**WHAT YOU NEED TO DO**. Write out all of the data without omission, exactly as shown.
Start of RAW RECORDS
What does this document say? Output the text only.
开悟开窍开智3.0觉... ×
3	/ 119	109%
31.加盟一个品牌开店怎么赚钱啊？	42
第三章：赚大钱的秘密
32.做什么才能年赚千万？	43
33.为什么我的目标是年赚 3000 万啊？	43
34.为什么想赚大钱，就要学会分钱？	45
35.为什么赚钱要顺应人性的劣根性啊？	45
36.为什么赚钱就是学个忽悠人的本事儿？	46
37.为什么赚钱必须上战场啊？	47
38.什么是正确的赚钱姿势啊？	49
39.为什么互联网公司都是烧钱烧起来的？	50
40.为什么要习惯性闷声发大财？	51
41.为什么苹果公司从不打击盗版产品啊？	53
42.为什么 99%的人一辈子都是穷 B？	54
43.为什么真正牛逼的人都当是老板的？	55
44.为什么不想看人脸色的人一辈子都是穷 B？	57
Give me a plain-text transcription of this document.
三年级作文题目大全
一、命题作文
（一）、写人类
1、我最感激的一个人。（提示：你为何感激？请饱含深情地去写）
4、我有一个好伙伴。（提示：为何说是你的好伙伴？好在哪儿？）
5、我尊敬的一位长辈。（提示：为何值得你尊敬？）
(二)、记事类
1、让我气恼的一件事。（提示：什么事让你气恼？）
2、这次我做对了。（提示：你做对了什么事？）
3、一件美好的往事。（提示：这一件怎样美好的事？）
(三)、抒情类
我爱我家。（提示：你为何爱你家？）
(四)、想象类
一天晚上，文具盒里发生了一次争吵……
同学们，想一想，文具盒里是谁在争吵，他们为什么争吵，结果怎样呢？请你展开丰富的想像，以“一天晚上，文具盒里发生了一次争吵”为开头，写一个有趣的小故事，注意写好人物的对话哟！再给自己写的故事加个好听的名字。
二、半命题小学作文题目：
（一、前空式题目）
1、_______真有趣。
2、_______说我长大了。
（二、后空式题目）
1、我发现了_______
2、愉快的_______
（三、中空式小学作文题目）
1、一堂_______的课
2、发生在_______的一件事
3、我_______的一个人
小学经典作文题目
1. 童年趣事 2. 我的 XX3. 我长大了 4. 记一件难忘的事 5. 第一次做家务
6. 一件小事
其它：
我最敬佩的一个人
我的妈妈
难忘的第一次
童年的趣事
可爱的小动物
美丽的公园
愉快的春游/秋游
End of RAW RECORDS
**RESPONSE**.
What does this document say? Output the text only.
开悟开窍开智3.0觉... ×
3	/ 119	109%
31.加盟一个品牌开店怎么赚钱啊？	42
第三章：赚大钱的秘密
32.做什么才能年赚千万？	43
33.为什么我的目标是年赚 3000 万啊？	43
34.为什么想赚大钱，就要学会分钱？	45
35.为什么赚钱要顺应人性的劣根性啊？	45
36.为什么赚钱就是学个忽悠人的本事儿？	46
37.为什么赚钱必须上战场啊？	47
38.什么是正确的赚钱姿势啊？	49
39.为什么互联网公司都是烧钱烧起来的？	50
40.为什么要习惯性闷声发大财？	51
41.为什么苹果公司从不打击盗版产品啊？	53
42.为什么 99%的人一辈子都是穷 B？	54
43.为什么真正牛逼的人都当是老板的？	55
44.为什么不想看人脸色的人一辈子都是穷 B？	57
Give me a plain-text transcription of this document.
三年级作文题目大全
一、命题作文
（一）、写人类
1、我最感激的一个人。（提示：你为何感激？请饱含深情地去写）
4、我有一个好伙伴。（提示：为何说是你的好伙伴？好在哪儿？）
5、我尊敬的一位长辈。（提示：为何值得你尊敬？）
(二)、记事类
1、让我气恼的一件事。（提示：什么事让你气恼？）
2、这次我做对了。（提示：你做对了什么事？）
3、一件美好的往事。（提示：这一件怎样美好的事？）
(三)、抒情类
我爱我家。（提示：你为何爱你家？）
(四)、想象类
一天晚上，文具盒里发生了一次争吵……
同学们，想一想，文具盒里是谁在争吵，他们为什么争吵，结果怎样呢？请你展开丰富的想像，以“一天晚上，文具盒里发生了一次争吵”为开头，写一个有趣的小故事，注意写好人物的对话哟！再给自己写的故事加个好听的名字。
二、半命题小学作文题目：
（一、前空式题目）
1、_______真有趣。
2、_______说我长大了。
（二、后空式题目）
1、我发现了_______
2、愉快的_______
（三、中空式小学作文题目）
1、一堂_______的课
2、发生在_______的一件事
3、我_______的一个人
小学经典作文题目
1. 童年趣事 2. 我的 XX3. 我长大了 4. 记一件难忘的事 5. 第一次做家务
6. 一件小事
其它：
我最敬佩的一个人
我的妈妈
难忘的第一次
童年的趣事
可爱的小动物
美丽的公园
愉快的春游/秋游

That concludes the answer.